Information provided:
§
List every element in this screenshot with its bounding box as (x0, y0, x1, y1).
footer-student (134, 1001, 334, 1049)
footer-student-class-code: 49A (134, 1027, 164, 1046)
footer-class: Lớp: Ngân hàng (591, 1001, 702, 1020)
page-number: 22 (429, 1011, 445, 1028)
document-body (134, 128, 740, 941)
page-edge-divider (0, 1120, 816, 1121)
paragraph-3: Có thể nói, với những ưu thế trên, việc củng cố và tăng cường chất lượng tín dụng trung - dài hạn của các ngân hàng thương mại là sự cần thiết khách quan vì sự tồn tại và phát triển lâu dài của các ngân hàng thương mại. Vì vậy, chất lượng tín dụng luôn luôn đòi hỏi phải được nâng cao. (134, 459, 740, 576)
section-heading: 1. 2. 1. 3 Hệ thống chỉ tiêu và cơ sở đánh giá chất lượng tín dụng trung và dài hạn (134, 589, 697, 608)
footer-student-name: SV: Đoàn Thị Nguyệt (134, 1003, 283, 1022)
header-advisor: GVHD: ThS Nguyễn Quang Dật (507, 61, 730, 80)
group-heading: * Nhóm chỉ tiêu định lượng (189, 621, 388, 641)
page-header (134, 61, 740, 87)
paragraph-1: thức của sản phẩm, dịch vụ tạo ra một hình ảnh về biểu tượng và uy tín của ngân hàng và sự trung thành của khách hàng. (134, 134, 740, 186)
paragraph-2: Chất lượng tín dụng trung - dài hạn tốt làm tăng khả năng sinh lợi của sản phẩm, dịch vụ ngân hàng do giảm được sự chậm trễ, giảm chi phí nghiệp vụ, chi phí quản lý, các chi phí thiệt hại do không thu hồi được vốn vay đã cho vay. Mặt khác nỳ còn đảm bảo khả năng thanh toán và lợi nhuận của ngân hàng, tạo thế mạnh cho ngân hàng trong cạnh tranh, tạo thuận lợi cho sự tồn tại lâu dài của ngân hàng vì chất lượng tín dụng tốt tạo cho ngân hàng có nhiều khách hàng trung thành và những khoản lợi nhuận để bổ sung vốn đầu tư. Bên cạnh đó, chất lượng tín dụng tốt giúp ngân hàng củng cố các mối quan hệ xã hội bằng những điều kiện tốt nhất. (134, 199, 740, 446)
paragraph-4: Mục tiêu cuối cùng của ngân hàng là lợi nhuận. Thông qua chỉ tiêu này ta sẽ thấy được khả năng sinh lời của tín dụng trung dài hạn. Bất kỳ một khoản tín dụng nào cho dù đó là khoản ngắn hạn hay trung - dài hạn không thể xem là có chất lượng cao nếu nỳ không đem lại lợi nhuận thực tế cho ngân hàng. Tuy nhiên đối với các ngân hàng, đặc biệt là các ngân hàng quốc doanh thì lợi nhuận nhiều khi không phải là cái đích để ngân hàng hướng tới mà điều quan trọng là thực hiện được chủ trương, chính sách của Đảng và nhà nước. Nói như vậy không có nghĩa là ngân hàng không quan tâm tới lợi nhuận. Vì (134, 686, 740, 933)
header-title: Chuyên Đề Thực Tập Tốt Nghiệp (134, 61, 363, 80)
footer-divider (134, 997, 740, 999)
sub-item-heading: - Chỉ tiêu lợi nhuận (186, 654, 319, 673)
§
What is being asked:
Copy word for word the lines from the start of the records through the line containing "page-edge-divider (0, 1120, 816, 1121)", including both ends.

Worked solution:
List every element in this screenshot with its bounding box as (x0, y0, x1, y1).
footer-student (134, 1001, 334, 1049)
footer-student-class-code: 49A (134, 1027, 164, 1046)
footer-class: Lớp: Ngân hàng (591, 1001, 702, 1020)
page-number: 22 (429, 1011, 445, 1028)
document-body (134, 128, 740, 941)
page-edge-divider (0, 1120, 816, 1121)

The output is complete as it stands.